§ **Records**:

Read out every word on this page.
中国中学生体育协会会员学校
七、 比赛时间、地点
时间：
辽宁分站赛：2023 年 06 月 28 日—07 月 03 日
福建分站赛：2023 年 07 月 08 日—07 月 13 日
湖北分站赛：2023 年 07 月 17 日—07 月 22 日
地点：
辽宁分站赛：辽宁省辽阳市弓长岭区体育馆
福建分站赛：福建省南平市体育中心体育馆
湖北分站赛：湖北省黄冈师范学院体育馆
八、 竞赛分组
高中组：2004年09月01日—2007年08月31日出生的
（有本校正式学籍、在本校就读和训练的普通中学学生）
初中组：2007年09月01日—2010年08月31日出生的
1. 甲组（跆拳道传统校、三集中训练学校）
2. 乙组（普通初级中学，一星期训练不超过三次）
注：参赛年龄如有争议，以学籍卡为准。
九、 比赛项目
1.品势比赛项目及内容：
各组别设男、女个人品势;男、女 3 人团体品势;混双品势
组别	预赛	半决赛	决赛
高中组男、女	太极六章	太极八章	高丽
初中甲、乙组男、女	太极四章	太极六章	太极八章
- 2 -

§ **Job**: Using the data above, print every record exactly as shown.

§ **Output for this exercise**:
Read out every word on this page.
中国中学生体育协会会员学校
七、 比赛时间、地点
时间：
辽宁分站赛：2023 年 06 月 28 日—07 月 03 日
福建分站赛：2023 年 07 月 08 日—07 月 13 日
湖北分站赛：2023 年 07 月 17 日—07 月 22 日
地点：
辽宁分站赛：辽宁省辽阳市弓长岭区体育馆
福建分站赛：福建省南平市体育中心体育馆
湖北分站赛：湖北省黄冈师范学院体育馆
八、 竞赛分组
高中组：2004年09月01日—2007年08月31日出生的
（有本校正式学籍、在本校就读和训练的普通中学学生）
初中组：2007年09月01日—2010年08月31日出生的
1. 甲组（跆拳道传统校、三集中训练学校）
2. 乙组（普通初级中学，一星期训练不超过三次）
注：参赛年龄如有争议，以学籍卡为准。
九、 比赛项目
1.品势比赛项目及内容：
各组别设男、女个人品势;男、女 3 人团体品势;混双品势
组别	预赛	半决赛	决赛
高中组男、女	太极六章	太极八章	高丽
初中甲、乙组男、女	太极四章	太极六章	太极八章
- 2 -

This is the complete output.